> _INSTRUCTION_
Your task is to reproduce the material exactly.

(Raw records)
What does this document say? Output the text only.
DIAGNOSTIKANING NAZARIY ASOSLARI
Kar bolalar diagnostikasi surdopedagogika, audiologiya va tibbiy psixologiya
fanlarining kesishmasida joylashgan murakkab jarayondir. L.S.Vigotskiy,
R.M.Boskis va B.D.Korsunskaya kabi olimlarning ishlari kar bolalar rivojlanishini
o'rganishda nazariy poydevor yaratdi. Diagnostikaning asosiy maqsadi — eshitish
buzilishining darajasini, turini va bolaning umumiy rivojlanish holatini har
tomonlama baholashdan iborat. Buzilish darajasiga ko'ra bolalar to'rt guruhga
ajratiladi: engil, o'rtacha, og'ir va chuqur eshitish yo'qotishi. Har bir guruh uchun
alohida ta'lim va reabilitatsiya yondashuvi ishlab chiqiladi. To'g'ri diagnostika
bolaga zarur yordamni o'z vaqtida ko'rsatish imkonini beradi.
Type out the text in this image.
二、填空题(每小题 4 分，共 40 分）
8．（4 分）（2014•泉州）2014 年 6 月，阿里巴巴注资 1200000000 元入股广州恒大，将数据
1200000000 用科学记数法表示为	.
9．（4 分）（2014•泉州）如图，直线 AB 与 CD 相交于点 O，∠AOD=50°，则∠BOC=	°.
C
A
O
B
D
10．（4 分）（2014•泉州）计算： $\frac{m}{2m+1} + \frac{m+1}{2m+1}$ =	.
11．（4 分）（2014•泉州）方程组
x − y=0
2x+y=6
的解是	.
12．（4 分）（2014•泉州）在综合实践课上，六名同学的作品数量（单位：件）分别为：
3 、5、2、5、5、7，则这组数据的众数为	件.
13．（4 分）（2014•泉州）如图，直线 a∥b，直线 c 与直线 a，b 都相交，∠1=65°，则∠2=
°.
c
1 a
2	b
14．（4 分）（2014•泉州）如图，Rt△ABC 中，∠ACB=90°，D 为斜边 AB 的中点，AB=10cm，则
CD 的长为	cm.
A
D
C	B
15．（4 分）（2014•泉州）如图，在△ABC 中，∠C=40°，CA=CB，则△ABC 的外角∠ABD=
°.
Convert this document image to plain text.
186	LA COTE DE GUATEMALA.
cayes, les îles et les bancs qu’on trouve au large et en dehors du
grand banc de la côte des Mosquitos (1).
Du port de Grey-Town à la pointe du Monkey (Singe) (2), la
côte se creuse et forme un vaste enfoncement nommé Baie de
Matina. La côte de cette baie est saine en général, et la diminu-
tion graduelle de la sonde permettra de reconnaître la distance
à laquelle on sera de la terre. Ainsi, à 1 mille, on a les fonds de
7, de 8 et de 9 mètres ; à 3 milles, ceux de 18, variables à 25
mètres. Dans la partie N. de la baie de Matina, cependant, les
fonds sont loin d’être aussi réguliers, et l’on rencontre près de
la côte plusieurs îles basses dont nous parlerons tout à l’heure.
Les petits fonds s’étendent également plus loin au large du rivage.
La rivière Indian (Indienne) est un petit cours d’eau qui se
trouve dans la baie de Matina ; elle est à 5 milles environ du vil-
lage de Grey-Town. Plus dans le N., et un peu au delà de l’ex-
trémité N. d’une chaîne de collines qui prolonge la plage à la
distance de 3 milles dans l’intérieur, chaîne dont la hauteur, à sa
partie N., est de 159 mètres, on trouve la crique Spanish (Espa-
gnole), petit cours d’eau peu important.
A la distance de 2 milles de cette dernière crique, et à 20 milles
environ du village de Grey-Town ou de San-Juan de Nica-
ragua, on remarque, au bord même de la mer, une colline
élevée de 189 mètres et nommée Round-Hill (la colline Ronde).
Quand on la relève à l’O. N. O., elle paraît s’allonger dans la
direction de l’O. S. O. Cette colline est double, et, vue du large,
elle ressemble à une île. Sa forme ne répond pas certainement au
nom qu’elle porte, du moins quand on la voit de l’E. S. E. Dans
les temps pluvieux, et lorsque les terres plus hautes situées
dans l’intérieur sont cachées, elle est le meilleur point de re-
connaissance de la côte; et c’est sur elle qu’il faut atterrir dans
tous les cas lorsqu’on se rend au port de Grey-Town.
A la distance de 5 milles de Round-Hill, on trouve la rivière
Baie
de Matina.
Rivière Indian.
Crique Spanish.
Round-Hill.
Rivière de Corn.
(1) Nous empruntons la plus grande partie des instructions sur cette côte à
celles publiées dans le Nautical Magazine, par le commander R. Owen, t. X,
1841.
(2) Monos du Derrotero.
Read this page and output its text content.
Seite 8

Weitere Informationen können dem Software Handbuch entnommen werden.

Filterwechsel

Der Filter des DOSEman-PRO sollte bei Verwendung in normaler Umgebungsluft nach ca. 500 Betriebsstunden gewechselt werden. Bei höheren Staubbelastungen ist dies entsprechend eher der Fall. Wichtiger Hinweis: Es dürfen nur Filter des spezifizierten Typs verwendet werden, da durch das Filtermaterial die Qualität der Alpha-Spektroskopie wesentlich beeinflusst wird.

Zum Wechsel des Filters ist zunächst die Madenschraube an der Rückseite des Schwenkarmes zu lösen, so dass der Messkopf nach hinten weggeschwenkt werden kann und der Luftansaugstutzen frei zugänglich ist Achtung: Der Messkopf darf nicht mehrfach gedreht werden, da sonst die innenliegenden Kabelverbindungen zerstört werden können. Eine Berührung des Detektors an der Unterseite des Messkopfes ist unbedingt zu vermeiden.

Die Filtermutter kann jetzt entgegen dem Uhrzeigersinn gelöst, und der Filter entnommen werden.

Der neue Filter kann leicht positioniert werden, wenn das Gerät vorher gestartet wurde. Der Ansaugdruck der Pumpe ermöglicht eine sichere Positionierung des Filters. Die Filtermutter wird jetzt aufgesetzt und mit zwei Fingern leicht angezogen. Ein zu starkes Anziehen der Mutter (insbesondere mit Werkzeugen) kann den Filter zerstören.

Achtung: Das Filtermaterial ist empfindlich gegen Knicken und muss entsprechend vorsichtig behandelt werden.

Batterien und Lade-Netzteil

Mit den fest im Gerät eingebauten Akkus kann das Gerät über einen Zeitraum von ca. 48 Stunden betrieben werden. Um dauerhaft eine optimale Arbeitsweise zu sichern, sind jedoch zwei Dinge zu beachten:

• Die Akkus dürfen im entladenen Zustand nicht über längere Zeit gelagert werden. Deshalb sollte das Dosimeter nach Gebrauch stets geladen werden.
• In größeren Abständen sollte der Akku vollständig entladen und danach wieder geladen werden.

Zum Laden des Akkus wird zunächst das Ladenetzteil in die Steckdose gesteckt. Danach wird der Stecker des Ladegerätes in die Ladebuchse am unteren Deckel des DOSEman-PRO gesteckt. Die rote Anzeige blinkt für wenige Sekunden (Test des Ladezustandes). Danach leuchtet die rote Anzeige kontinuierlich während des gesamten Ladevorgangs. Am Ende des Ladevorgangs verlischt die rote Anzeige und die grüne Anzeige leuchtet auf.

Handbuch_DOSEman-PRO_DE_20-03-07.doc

> _WRITTEN SOLUTION_
What does this document say? Output the text only.
DIAGNOSTIKANING NAZARIY ASOSLARI
Kar bolalar diagnostikasi surdopedagogika, audiologiya va tibbiy psixologiya
fanlarining kesishmasida joylashgan murakkab jarayondir. L.S.Vigotskiy,
R.M.Boskis va B.D.Korsunskaya kabi olimlarning ishlari kar bolalar rivojlanishini
o'rganishda nazariy poydevor yaratdi. Diagnostikaning asosiy maqsadi — eshitish
buzilishining darajasini, turini va bolaning umumiy rivojlanish holatini har
tomonlama baholashdan iborat. Buzilish darajasiga ko'ra bolalar to'rt guruhga
ajratiladi: engil, o'rtacha, og'ir va chuqur eshitish yo'qotishi. Har bir guruh uchun
alohida ta'lim va reabilitatsiya yondashuvi ishlab chiqiladi. To'g'ri diagnostika
bolaga zarur yordamni o'z vaqtida ko'rsatish imkonini beradi.
Type out the text in this image.
二、填空题(每小题 4 分，共 40 分）
8．（4 分）（2014•泉州）2014 年 6 月，阿里巴巴注资 1200000000 元入股广州恒大，将数据
1200000000 用科学记数法表示为	.
9．（4 分）（2014•泉州）如图，直线 AB 与 CD 相交于点 O，∠AOD=50°，则∠BOC=	°.
C
A
O
B
D
10．（4 分）（2014•泉州）计算： $\frac{m}{2m+1} + \frac{m+1}{2m+1}$ =	.
11．（4 分）（2014•泉州）方程组
x − y=0
2x+y=6
的解是	.
12．（4 分）（2014•泉州）在综合实践课上，六名同学的作品数量（单位：件）分别为：
3 、5、2、5、5、7，则这组数据的众数为	件.
13．（4 分）（2014•泉州）如图，直线 a∥b，直线 c 与直线 a，b 都相交，∠1=65°，则∠2=
°.
c
1 a
2	b
14．（4 分）（2014•泉州）如图，Rt△ABC 中，∠ACB=90°，D 为斜边 AB 的中点，AB=10cm，则
CD 的长为	cm.
A
D
C	B
15．（4 分）（2014•泉州）如图，在△ABC 中，∠C=40°，CA=CB，则△ABC 的外角∠ABD=
°.
Convert this document image to plain text.
186	LA COTE DE GUATEMALA.
cayes, les îles et les bancs qu’on trouve au large et en dehors du
grand banc de la côte des Mosquitos (1).
Du port de Grey-Town à la pointe du Monkey (Singe) (2), la
côte se creuse et forme un vaste enfoncement nommé Baie de
Matina. La côte de cette baie est saine en général, et la diminu-
tion graduelle de la sonde permettra de reconnaître la distance
à laquelle on sera de la terre. Ainsi, à 1 mille, on a les fonds de
7, de 8 et de 9 mètres ; à 3 milles, ceux de 18, variables à 25
mètres. Dans la partie N. de la baie de Matina, cependant, les
fonds sont loin d’être aussi réguliers, et l’on rencontre près de
la côte plusieurs îles basses dont nous parlerons tout à l’heure.
Les petits fonds s’étendent également plus loin au large du rivage.
La rivière Indian (Indienne) est un petit cours d’eau qui se
trouve dans la baie de Matina ; elle est à 5 milles environ du vil-
lage de Grey-Town. Plus dans le N., et un peu au delà de l’ex-
trémité N. d’une chaîne de collines qui prolonge la plage à la
distance de 3 milles dans l’intérieur, chaîne dont la hauteur, à sa
partie N., est de 159 mètres, on trouve la crique Spanish (Espa-
gnole), petit cours d’eau peu important.
A la distance de 2 milles de cette dernière crique, et à 20 milles
environ du village de Grey-Town ou de San-Juan de Nica-
ragua, on remarque, au bord même de la mer, une colline
élevée de 189 mètres et nommée Round-Hill (la colline Ronde).
Quand on la relève à l’O. N. O., elle paraît s’allonger dans la
direction de l’O. S. O. Cette colline est double, et, vue du large,
elle ressemble à une île. Sa forme ne répond pas certainement au
nom qu’elle porte, du moins quand on la voit de l’E. S. E. Dans
les temps pluvieux, et lorsque les terres plus hautes situées
dans l’intérieur sont cachées, elle est le meilleur point de re-
connaissance de la côte; et c’est sur elle qu’il faut atterrir dans
tous les cas lorsqu’on se rend au port de Grey-Town.
A la distance de 5 milles de Round-Hill, on trouve la rivière
Baie
de Matina.
Rivière Indian.
Crique Spanish.
Round-Hill.
Rivière de Corn.
(1) Nous empruntons la plus grande partie des instructions sur cette côte à
celles publiées dans le Nautical Magazine, par le commander R. Owen, t. X,
1841.
(2) Monos du Derrotero.
Read this page and output its text content.
Seite 8

Weitere Informationen können dem Software Handbuch entnommen werden.

Filterwechsel

Der Filter des DOSEman-PRO sollte bei Verwendung in normaler Umgebungsluft nach ca. 500 Betriebsstunden gewechselt werden. Bei höheren Staubbelastungen ist dies entsprechend eher der Fall. Wichtiger Hinweis: Es dürfen nur Filter des spezifizierten Typs verwendet werden, da durch das Filtermaterial die Qualität der Alpha-Spektroskopie wesentlich beeinflusst wird.

Zum Wechsel des Filters ist zunächst die Madenschraube an der Rückseite des Schwenkarmes zu lösen, so dass der Messkopf nach hinten weggeschwenkt werden kann und der Luftansaugstutzen frei zugänglich ist Achtung: Der Messkopf darf nicht mehrfach gedreht werden, da sonst die innenliegenden Kabelverbindungen zerstört werden können. Eine Berührung des Detektors an der Unterseite des Messkopfes ist unbedingt zu vermeiden.

Die Filtermutter kann jetzt entgegen dem Uhrzeigersinn gelöst, und der Filter entnommen werden.

Der neue Filter kann leicht positioniert werden, wenn das Gerät vorher gestartet wurde. Der Ansaugdruck der Pumpe ermöglicht eine sichere Positionierung des Filters. Die Filtermutter wird jetzt aufgesetzt und mit zwei Fingern leicht angezogen. Ein zu starkes Anziehen der Mutter (insbesondere mit Werkzeugen) kann den Filter zerstören.

Achtung: Das Filtermaterial ist empfindlich gegen Knicken und muss entsprechend vorsichtig behandelt werden.

Batterien und Lade-Netzteil

Mit den fest im Gerät eingebauten Akkus kann das Gerät über einen Zeitraum von ca. 48 Stunden betrieben werden. Um dauerhaft eine optimale Arbeitsweise zu sichern, sind jedoch zwei Dinge zu beachten:

• Die Akkus dürfen im entladenen Zustand nicht über längere Zeit gelagert werden. Deshalb sollte das Dosimeter nach Gebrauch stets geladen werden.
• In größeren Abständen sollte der Akku vollständig entladen und danach wieder geladen werden.

Zum Laden des Akkus wird zunächst das Ladenetzteil in die Steckdose gesteckt. Danach wird der Stecker des Ladegerätes in die Ladebuchse am unteren Deckel des DOSEman-PRO gesteckt. Die rote Anzeige blinkt für wenige Sekunden (Test des Ladezustandes). Danach leuchtet die rote Anzeige kontinuierlich während des gesamten Ladevorgangs. Am Ende des Ladevorgangs verlischt die rote Anzeige und die grüne Anzeige leuchtet auf.

Handbuch_DOSEman-PRO_DE_20-03-07.doc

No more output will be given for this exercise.